**ABOUT THIS EXERCISE:** Please show each line of the listing where "libro" is present.

*** DATASET ENTRIES ***

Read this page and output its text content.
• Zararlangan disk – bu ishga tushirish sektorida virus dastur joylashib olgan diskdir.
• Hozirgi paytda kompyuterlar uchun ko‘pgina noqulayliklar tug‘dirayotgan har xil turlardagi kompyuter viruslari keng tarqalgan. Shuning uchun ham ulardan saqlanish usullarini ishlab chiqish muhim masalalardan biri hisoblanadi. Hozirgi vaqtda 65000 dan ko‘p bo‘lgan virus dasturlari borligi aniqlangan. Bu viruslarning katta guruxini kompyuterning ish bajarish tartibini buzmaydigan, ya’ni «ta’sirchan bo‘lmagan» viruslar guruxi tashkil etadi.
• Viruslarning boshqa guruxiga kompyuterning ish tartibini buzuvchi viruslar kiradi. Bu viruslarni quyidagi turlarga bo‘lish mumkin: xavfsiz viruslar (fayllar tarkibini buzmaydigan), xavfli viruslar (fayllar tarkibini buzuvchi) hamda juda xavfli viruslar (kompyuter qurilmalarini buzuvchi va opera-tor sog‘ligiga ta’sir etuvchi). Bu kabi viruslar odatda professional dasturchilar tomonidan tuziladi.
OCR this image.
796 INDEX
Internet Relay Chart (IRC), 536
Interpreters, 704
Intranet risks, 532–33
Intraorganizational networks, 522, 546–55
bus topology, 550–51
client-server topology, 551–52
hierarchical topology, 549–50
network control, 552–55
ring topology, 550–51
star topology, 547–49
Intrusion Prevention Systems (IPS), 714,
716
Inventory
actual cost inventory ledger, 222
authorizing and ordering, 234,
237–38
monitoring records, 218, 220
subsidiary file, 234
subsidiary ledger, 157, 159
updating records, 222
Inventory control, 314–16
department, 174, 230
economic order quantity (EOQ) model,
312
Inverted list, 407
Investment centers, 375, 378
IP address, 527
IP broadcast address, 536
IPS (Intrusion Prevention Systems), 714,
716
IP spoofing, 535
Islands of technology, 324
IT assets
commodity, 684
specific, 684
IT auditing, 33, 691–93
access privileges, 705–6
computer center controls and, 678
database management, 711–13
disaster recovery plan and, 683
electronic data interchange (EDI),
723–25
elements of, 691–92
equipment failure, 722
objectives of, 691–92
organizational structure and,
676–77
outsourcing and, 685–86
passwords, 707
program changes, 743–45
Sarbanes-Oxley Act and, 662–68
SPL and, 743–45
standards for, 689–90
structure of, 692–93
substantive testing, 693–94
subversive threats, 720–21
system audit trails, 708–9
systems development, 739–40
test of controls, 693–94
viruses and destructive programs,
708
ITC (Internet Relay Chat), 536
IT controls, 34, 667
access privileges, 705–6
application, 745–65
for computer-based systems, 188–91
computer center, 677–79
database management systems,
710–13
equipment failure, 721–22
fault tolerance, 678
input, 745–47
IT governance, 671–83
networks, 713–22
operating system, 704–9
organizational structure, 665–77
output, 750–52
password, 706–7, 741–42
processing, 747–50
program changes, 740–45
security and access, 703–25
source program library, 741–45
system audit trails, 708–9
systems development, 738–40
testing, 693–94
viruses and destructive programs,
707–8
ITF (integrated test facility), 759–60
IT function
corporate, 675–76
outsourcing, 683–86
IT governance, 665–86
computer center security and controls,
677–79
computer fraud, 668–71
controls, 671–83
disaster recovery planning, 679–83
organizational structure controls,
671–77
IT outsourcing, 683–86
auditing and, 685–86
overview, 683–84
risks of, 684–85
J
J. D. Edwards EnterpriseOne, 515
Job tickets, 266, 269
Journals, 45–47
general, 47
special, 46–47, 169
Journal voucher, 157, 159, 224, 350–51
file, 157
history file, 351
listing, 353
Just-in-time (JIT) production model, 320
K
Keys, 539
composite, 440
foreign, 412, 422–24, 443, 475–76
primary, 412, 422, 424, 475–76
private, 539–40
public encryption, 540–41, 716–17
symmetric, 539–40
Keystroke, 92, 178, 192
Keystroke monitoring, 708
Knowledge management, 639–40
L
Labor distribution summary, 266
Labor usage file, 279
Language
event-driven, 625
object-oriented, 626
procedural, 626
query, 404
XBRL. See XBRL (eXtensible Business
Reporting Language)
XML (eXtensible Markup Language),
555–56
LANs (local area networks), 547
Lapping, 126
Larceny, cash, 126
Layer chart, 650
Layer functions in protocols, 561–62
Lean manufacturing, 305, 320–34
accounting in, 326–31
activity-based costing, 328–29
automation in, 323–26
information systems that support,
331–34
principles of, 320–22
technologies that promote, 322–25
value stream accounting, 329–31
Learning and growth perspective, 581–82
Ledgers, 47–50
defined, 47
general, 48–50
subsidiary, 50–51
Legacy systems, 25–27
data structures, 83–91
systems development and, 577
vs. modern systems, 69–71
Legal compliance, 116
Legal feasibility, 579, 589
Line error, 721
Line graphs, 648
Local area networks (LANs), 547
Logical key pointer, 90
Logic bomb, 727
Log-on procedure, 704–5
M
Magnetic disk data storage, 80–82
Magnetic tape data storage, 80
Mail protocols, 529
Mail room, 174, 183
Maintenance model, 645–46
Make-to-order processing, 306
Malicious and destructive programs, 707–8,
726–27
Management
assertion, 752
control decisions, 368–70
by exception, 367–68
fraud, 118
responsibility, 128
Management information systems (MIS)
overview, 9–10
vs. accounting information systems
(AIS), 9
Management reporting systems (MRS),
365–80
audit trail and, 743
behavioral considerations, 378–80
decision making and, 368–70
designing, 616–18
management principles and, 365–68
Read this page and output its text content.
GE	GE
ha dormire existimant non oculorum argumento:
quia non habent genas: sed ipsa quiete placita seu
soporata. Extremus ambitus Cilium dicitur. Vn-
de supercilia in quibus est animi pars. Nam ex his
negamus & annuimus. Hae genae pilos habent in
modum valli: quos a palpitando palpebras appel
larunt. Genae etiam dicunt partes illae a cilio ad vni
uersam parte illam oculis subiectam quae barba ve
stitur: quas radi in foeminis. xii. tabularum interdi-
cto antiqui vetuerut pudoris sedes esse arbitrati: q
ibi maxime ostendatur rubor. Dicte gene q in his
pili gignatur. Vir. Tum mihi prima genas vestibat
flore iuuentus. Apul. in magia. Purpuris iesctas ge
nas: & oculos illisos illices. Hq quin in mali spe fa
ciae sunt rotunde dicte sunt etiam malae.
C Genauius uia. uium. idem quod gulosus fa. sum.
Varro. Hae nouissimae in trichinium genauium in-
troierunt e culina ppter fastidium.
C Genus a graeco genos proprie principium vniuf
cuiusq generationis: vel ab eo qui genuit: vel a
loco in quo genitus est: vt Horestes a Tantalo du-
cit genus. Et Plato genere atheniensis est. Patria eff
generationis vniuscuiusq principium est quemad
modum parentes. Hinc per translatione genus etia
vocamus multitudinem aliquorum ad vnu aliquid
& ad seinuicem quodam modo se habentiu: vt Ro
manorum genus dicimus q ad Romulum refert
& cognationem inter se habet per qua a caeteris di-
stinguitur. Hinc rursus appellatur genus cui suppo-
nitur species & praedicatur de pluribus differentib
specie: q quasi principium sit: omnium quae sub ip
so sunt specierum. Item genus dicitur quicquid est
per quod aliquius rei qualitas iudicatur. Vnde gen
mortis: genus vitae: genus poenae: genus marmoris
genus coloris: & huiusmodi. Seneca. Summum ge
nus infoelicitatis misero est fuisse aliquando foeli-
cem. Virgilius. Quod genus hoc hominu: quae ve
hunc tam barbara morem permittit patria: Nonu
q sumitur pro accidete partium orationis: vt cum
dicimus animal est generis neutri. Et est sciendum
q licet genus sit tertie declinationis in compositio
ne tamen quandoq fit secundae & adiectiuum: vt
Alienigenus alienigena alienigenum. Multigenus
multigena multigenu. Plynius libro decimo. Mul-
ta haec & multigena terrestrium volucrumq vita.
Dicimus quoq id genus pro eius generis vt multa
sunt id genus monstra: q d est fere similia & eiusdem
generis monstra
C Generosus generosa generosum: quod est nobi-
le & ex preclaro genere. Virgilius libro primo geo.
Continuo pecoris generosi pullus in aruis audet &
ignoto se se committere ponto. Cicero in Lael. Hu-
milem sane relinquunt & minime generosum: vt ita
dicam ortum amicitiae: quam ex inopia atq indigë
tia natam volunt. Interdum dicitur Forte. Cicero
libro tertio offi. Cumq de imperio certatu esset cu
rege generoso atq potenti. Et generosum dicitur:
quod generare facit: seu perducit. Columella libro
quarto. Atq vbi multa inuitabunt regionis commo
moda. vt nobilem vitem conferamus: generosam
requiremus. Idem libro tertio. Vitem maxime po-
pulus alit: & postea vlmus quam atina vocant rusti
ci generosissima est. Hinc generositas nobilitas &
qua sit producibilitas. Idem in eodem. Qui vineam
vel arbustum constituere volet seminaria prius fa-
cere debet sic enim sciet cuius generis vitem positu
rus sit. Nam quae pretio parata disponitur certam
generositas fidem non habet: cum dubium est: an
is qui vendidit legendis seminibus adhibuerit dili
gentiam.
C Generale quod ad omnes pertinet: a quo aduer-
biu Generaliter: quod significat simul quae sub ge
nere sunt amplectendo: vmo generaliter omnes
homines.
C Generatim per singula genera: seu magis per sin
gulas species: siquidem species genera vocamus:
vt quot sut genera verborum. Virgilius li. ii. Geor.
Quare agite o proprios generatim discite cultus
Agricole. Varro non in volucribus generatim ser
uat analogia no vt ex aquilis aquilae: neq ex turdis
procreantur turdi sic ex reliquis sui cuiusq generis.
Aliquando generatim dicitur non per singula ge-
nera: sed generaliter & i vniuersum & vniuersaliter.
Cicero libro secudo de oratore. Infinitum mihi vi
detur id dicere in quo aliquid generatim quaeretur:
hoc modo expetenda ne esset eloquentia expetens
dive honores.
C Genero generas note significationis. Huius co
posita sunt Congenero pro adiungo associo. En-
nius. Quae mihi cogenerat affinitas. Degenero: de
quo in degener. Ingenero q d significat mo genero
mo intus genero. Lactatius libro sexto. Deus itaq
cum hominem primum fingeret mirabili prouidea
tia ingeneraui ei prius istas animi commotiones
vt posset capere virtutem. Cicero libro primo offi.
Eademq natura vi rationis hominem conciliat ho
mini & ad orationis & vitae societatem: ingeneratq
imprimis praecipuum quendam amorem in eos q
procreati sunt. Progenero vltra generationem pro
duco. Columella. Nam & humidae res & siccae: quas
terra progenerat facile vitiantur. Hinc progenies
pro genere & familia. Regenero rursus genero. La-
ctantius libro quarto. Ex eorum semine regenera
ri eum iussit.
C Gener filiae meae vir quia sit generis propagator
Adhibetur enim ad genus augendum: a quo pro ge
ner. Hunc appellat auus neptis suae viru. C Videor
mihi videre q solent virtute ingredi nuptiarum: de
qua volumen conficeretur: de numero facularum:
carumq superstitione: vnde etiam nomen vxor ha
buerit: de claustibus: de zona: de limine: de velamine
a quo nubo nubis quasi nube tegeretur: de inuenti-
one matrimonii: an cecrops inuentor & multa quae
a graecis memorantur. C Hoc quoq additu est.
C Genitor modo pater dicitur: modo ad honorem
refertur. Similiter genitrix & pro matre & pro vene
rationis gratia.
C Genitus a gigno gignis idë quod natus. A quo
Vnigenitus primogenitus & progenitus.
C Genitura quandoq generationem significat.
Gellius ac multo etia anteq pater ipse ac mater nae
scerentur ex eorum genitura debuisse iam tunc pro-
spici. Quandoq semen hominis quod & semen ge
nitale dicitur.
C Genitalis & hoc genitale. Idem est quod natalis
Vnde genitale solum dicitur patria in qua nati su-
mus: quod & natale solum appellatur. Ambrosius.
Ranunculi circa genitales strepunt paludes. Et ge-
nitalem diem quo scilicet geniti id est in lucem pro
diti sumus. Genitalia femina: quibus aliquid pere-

*** End of DATASET ENTRIES ***

**REPLY TO THE EXERCISE:**
multigena multigenu. Plynius libro decimo. Mul-
le & ex preclaro genere. Virgilius libro primo geo.
libro tertio offi. Cumq de imperio certatu esset cu
quod generare facit: seu perducit. Columella libro
requiremus. Idem libro tertio. Vitem maxime po-
Cicero libro secudo de oratore. Infinitum mihi vi
mo intus genero. Lactatius libro sexto. Deus itaq
vt posset capere virtutem. Cicero libro primo offi.
ctantius libro quarto. Ex eorum semine regenera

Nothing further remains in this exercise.